Exercise details -> Copy all lines below containing "meeting".

Records shown ->
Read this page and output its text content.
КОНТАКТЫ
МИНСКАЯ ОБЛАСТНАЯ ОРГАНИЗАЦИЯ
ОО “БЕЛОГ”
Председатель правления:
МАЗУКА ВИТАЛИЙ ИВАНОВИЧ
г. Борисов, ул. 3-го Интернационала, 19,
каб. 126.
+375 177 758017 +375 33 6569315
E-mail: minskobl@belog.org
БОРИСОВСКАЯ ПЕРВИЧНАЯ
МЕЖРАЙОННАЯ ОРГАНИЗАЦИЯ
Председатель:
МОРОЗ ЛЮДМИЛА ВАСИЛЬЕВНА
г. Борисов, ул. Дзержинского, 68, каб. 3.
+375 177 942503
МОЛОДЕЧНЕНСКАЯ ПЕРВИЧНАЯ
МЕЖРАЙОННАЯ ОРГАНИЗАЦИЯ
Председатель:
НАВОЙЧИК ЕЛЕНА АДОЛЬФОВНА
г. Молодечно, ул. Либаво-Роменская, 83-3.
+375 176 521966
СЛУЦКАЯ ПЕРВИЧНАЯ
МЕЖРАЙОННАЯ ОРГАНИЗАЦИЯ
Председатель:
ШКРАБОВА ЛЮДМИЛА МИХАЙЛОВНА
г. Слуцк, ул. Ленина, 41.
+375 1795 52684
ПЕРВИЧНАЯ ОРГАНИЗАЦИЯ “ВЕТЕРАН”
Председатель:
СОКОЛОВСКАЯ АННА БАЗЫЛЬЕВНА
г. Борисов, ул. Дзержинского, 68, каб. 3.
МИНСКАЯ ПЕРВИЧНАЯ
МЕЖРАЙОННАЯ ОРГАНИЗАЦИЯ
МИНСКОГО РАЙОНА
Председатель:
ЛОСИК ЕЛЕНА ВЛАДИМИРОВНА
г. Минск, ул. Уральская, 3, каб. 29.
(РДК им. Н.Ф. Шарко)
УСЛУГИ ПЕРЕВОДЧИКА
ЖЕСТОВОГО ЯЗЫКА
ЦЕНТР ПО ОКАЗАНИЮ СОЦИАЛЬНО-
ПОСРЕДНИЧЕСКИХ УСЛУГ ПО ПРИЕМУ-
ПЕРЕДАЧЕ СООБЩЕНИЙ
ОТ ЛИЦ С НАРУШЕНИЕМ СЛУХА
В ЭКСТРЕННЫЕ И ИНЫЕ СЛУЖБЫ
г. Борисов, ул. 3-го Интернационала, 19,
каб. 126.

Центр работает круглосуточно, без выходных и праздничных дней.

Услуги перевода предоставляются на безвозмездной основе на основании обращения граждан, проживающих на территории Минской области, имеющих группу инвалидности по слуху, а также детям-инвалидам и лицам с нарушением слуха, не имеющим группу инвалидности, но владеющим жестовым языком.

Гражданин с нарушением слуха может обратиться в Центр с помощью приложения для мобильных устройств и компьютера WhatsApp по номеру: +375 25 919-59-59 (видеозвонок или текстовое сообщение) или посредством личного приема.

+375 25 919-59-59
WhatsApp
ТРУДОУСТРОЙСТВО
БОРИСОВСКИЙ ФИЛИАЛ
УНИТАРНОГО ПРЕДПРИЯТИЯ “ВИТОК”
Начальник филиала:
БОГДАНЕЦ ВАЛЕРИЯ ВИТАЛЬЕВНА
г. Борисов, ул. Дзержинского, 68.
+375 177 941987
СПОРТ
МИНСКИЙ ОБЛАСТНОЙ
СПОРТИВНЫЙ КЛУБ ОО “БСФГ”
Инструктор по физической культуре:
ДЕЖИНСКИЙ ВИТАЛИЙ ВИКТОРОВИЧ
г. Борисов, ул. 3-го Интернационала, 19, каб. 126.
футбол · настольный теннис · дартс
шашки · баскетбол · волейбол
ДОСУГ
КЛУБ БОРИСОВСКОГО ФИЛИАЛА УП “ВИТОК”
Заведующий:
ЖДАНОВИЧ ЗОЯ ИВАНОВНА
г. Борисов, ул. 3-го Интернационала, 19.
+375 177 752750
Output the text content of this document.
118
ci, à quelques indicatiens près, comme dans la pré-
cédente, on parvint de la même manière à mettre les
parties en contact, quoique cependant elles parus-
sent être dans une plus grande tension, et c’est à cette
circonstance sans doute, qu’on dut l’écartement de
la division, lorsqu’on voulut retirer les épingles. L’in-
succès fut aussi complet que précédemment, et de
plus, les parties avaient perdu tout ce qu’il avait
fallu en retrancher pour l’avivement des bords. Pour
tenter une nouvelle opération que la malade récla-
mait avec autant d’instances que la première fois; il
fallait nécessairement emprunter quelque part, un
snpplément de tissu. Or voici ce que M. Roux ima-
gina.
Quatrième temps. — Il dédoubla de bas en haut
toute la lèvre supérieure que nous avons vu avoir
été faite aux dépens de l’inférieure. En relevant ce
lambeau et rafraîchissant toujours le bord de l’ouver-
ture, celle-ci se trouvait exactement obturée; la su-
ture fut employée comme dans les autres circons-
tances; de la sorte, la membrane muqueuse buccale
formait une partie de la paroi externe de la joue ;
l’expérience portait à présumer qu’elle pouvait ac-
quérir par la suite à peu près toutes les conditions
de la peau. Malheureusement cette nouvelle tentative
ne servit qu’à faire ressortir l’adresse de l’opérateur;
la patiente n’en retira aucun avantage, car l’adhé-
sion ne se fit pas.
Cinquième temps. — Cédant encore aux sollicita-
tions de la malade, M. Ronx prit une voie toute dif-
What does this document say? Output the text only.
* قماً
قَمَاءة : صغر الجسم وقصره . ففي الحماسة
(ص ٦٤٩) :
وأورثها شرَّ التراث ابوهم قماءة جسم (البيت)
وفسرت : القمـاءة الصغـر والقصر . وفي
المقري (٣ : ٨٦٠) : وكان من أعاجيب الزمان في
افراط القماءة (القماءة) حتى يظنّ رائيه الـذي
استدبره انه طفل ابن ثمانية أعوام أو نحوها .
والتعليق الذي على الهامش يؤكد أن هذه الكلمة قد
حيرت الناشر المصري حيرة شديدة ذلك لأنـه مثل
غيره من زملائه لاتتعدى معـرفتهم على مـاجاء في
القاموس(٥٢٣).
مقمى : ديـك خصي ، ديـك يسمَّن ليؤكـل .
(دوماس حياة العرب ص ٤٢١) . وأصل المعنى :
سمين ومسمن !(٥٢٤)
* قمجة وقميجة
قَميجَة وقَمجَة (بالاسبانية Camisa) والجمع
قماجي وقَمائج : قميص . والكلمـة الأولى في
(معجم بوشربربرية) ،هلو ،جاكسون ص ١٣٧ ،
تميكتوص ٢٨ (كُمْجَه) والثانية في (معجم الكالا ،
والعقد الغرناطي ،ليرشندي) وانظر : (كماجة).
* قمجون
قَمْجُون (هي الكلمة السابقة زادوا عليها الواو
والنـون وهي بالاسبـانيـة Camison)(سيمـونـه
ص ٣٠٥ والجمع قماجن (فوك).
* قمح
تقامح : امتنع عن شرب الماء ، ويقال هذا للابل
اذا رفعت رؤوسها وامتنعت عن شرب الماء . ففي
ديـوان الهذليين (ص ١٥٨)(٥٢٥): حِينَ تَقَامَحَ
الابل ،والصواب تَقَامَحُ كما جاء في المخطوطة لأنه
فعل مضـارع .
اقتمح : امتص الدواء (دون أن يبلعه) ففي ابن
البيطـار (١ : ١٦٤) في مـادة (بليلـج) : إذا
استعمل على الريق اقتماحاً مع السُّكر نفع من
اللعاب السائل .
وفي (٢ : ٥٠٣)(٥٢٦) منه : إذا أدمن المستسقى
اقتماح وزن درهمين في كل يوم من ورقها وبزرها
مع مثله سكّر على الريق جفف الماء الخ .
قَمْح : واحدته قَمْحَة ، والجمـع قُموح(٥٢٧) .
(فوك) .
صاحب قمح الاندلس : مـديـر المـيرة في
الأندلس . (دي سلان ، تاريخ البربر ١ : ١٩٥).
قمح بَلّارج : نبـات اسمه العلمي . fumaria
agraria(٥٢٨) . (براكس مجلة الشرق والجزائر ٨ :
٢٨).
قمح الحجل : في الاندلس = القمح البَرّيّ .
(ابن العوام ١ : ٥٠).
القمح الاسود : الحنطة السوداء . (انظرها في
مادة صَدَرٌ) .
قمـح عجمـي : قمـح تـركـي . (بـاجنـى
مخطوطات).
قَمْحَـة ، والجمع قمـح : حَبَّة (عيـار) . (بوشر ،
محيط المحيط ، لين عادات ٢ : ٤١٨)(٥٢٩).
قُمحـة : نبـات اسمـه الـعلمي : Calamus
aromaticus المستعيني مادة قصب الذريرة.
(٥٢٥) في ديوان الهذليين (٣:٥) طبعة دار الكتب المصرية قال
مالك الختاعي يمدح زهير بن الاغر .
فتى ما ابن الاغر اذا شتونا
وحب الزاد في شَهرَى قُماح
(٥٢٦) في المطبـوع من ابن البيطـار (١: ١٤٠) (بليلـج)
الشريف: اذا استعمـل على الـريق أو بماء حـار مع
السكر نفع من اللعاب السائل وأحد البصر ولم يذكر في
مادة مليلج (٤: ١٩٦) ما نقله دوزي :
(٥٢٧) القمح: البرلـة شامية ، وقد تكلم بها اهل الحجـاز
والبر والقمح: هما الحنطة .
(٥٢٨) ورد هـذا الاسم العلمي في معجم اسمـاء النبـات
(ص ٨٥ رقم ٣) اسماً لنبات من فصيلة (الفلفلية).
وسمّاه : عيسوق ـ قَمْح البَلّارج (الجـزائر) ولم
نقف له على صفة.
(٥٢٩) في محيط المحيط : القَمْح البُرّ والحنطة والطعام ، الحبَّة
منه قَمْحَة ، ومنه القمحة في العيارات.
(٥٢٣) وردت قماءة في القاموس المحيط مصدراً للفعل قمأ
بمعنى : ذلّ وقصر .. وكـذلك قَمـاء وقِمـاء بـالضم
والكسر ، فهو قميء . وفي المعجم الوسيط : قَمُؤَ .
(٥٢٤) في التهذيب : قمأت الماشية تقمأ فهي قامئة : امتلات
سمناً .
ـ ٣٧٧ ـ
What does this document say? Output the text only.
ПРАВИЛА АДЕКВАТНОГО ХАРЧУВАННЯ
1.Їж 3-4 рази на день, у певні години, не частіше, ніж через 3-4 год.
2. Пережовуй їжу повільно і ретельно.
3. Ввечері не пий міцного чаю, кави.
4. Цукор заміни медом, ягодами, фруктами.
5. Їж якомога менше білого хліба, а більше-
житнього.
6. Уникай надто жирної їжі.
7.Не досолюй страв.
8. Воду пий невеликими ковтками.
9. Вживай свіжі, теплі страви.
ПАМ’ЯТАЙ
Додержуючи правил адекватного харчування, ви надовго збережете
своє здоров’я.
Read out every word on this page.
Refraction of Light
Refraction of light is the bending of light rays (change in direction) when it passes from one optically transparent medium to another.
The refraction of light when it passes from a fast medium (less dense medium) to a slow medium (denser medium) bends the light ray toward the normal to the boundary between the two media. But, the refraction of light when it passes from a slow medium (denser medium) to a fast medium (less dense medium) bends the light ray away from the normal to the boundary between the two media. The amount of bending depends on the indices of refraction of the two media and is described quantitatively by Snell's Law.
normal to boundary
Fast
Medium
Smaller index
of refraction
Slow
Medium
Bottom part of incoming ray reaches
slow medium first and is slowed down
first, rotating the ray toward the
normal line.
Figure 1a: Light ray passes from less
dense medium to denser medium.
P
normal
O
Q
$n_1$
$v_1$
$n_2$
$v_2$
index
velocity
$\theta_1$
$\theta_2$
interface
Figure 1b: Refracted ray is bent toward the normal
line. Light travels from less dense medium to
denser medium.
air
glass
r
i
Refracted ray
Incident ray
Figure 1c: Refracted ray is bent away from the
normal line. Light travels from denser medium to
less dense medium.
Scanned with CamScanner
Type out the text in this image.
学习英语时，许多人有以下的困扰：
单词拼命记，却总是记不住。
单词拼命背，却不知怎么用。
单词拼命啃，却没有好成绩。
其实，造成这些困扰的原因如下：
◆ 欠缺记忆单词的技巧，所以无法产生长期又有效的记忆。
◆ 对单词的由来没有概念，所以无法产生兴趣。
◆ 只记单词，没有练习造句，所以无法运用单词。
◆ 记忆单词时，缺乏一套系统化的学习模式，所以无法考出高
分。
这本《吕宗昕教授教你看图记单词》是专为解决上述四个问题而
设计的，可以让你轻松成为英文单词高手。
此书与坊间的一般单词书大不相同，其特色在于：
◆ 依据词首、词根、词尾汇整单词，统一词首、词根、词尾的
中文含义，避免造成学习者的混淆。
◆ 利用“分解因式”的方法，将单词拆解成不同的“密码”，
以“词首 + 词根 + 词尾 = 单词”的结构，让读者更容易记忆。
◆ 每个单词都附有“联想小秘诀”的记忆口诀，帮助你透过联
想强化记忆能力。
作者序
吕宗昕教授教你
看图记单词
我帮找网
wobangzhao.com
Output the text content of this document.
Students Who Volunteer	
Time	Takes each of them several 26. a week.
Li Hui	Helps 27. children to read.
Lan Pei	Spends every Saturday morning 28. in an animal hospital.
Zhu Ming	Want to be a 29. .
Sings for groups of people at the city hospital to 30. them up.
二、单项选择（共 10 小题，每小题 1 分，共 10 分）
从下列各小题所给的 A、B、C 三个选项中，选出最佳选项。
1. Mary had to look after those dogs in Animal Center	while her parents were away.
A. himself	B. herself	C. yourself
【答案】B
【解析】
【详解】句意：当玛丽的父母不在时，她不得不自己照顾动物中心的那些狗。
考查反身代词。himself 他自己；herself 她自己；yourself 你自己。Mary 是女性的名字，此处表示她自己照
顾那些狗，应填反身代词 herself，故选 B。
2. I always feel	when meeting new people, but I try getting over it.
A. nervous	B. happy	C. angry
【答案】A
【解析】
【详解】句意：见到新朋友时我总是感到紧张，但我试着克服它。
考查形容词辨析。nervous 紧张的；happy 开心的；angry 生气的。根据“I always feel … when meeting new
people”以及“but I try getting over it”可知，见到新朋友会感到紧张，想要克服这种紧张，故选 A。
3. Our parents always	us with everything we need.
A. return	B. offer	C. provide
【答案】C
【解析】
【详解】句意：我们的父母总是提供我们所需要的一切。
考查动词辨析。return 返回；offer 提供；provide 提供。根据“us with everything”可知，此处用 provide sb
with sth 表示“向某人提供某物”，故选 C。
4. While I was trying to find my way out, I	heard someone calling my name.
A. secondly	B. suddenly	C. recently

Response to this task ->
2. I always feel	when meeting new people, but I try getting over it.
考查形容词辨析。nervous 紧张的；happy 开心的；angry 生气的。根据“I always feel … when meeting new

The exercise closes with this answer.